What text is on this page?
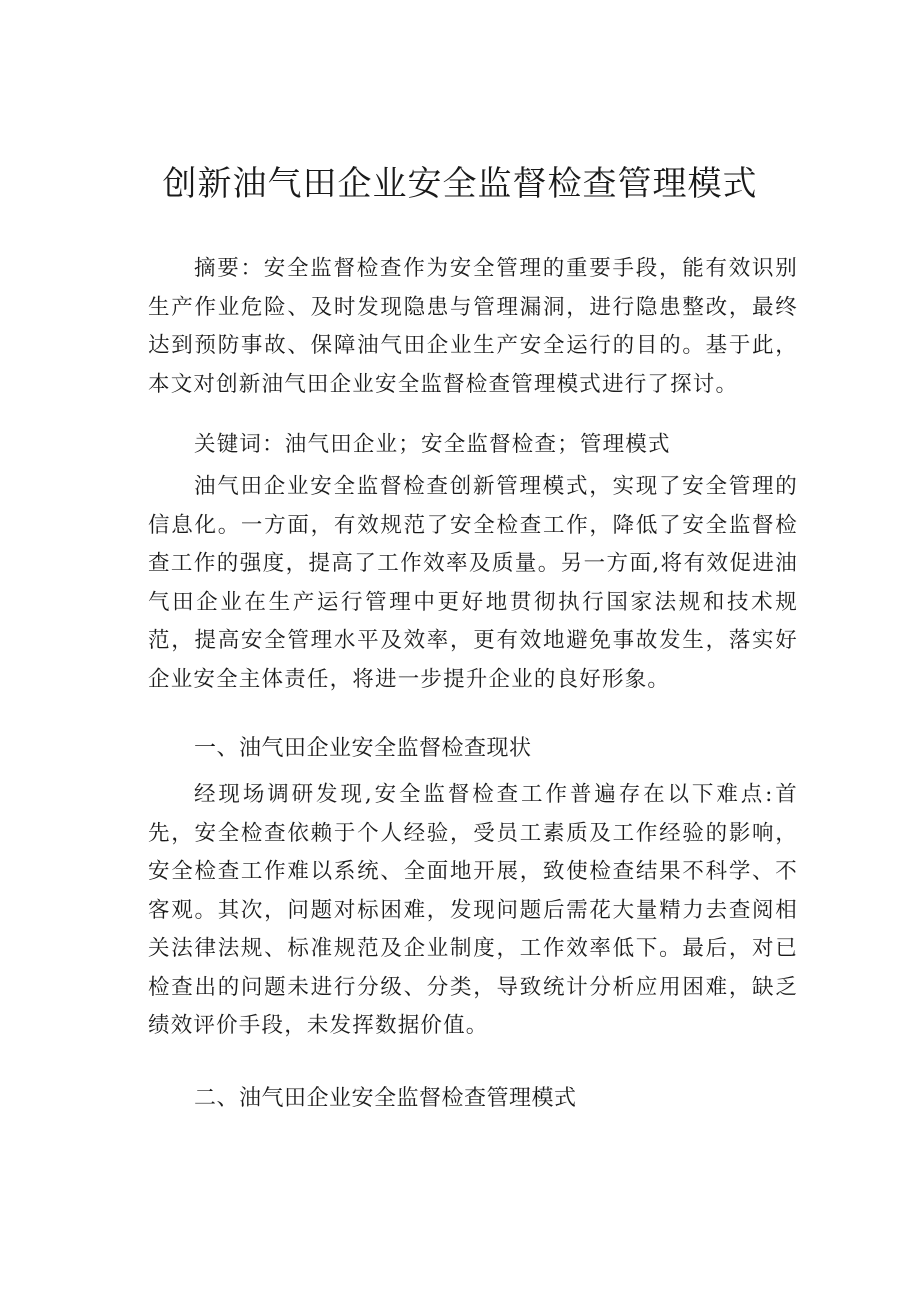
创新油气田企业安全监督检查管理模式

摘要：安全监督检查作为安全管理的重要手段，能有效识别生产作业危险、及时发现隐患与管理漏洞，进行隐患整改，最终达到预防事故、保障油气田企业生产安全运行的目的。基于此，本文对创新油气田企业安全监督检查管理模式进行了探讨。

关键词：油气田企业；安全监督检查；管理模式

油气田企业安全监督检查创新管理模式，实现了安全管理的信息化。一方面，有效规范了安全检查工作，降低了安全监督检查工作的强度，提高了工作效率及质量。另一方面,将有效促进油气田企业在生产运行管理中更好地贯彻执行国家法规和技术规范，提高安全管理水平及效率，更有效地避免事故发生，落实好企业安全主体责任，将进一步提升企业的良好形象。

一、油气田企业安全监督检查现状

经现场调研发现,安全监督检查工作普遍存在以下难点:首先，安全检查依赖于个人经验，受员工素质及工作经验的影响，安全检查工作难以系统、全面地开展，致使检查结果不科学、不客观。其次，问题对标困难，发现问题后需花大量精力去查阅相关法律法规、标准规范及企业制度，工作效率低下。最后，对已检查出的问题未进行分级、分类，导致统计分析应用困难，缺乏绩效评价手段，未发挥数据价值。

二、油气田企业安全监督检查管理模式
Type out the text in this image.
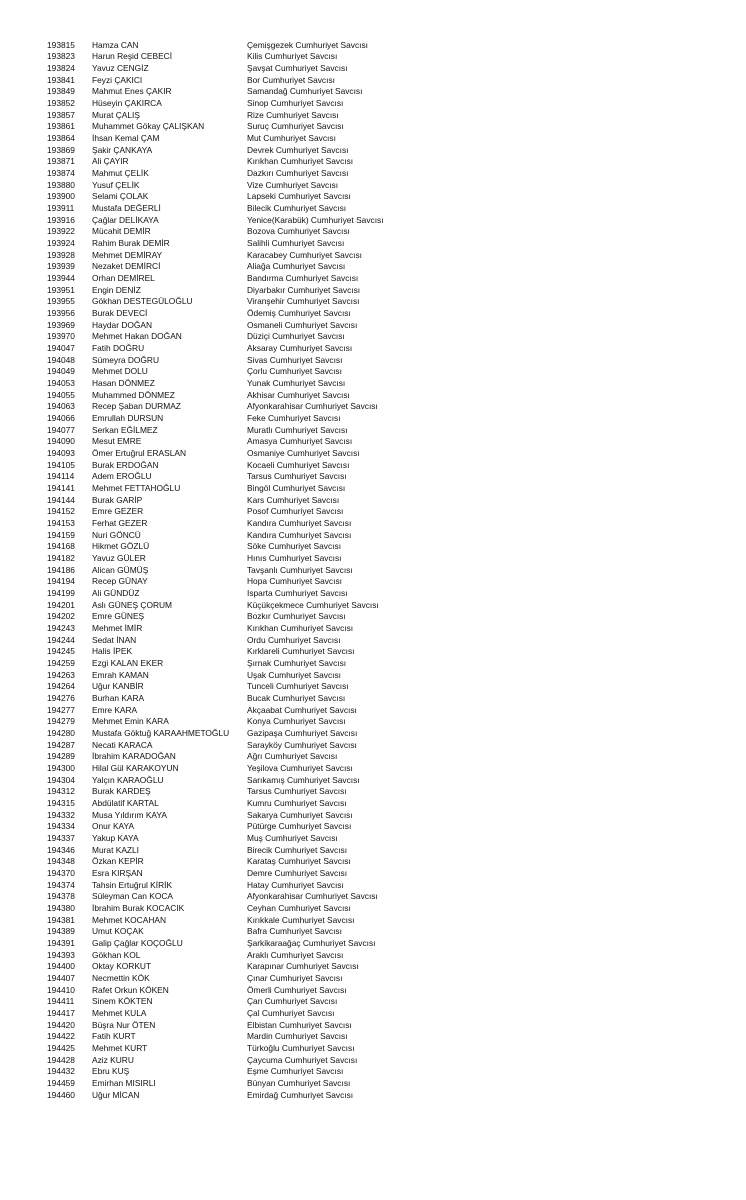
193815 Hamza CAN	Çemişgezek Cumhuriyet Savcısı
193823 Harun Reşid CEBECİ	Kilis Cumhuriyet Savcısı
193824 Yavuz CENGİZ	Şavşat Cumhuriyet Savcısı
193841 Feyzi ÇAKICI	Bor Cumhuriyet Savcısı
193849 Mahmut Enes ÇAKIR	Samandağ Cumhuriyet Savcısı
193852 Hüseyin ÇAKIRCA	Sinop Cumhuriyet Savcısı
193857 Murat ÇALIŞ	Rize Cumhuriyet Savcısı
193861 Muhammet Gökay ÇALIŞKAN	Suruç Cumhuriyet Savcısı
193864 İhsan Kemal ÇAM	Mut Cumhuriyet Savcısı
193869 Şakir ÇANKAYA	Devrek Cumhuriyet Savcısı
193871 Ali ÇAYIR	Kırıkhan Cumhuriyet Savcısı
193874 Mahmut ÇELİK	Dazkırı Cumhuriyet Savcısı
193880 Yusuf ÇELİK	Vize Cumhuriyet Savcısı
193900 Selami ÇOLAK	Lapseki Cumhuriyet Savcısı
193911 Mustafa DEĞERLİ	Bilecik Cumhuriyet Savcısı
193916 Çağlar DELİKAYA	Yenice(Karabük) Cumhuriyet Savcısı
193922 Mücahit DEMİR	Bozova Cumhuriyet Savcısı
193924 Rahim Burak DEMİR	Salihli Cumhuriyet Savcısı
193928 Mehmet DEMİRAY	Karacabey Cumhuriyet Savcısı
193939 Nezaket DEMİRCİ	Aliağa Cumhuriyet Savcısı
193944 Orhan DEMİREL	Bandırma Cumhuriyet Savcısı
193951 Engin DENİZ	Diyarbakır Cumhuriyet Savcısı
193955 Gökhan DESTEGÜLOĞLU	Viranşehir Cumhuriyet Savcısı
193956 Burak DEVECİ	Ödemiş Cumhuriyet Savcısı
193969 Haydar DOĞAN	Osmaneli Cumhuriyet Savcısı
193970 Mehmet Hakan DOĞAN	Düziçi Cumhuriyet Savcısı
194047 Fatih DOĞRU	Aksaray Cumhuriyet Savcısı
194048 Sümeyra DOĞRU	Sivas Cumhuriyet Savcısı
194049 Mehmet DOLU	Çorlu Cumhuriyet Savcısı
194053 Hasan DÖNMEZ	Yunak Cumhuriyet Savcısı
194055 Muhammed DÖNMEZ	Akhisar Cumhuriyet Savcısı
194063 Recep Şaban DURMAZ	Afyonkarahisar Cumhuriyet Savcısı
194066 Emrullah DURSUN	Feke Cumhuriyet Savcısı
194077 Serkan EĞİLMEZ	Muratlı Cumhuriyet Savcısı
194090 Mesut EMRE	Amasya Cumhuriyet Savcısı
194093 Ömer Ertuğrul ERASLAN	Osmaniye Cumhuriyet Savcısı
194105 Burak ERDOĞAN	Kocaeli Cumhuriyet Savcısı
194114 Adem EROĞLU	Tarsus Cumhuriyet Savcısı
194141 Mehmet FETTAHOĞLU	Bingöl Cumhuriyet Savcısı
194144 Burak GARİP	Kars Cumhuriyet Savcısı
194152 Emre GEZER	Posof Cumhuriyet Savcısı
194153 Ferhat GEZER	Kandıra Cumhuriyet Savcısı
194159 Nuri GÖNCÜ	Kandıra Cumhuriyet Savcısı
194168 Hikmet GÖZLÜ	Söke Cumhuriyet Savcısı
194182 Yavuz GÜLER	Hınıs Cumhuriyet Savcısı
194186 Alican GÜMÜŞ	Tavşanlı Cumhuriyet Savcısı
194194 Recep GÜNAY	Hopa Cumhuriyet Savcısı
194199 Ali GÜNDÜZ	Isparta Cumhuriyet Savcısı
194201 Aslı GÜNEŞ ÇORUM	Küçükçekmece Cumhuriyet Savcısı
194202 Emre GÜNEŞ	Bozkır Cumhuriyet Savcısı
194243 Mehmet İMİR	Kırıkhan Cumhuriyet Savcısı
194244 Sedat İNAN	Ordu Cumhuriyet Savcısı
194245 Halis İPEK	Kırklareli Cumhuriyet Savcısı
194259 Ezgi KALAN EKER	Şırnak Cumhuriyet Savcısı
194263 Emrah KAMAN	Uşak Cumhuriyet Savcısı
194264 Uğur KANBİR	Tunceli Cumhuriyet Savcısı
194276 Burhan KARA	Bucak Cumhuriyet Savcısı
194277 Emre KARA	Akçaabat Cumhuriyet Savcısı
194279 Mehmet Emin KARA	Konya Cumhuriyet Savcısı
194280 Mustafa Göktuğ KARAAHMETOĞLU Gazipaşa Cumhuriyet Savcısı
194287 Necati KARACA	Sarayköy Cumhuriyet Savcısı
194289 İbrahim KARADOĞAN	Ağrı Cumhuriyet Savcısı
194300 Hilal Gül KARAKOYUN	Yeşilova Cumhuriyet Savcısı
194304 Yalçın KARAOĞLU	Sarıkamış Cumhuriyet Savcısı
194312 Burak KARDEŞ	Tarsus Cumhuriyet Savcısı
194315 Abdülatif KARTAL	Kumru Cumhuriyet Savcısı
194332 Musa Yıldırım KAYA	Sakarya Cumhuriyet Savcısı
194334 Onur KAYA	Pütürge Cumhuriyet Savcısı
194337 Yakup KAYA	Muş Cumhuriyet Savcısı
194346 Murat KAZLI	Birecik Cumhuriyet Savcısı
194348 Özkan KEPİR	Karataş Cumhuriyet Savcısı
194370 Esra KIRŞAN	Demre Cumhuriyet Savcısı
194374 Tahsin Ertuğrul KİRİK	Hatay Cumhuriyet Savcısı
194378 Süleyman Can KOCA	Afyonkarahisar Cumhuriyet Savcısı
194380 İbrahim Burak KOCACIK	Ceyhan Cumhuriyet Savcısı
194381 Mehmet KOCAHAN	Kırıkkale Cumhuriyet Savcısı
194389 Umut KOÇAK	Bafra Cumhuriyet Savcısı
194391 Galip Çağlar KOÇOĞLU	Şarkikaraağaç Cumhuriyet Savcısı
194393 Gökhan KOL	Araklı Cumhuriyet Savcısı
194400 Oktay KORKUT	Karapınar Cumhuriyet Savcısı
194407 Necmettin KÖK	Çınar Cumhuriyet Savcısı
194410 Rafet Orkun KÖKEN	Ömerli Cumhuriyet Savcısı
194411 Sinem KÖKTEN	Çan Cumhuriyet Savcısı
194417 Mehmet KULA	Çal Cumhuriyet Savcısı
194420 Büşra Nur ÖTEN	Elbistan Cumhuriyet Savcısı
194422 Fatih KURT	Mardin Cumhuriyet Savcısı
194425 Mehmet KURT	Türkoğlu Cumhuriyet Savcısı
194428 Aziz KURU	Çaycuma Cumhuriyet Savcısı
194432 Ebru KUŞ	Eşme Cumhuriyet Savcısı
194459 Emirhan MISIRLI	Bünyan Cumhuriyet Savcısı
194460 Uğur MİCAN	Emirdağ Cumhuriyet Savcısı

┄┄┄┄┄┄

_Your instructions:_ Count every line in the entries above where the word "DÖNMEZ" appears; respond with the number alone.

_Answer to the problem:_ 2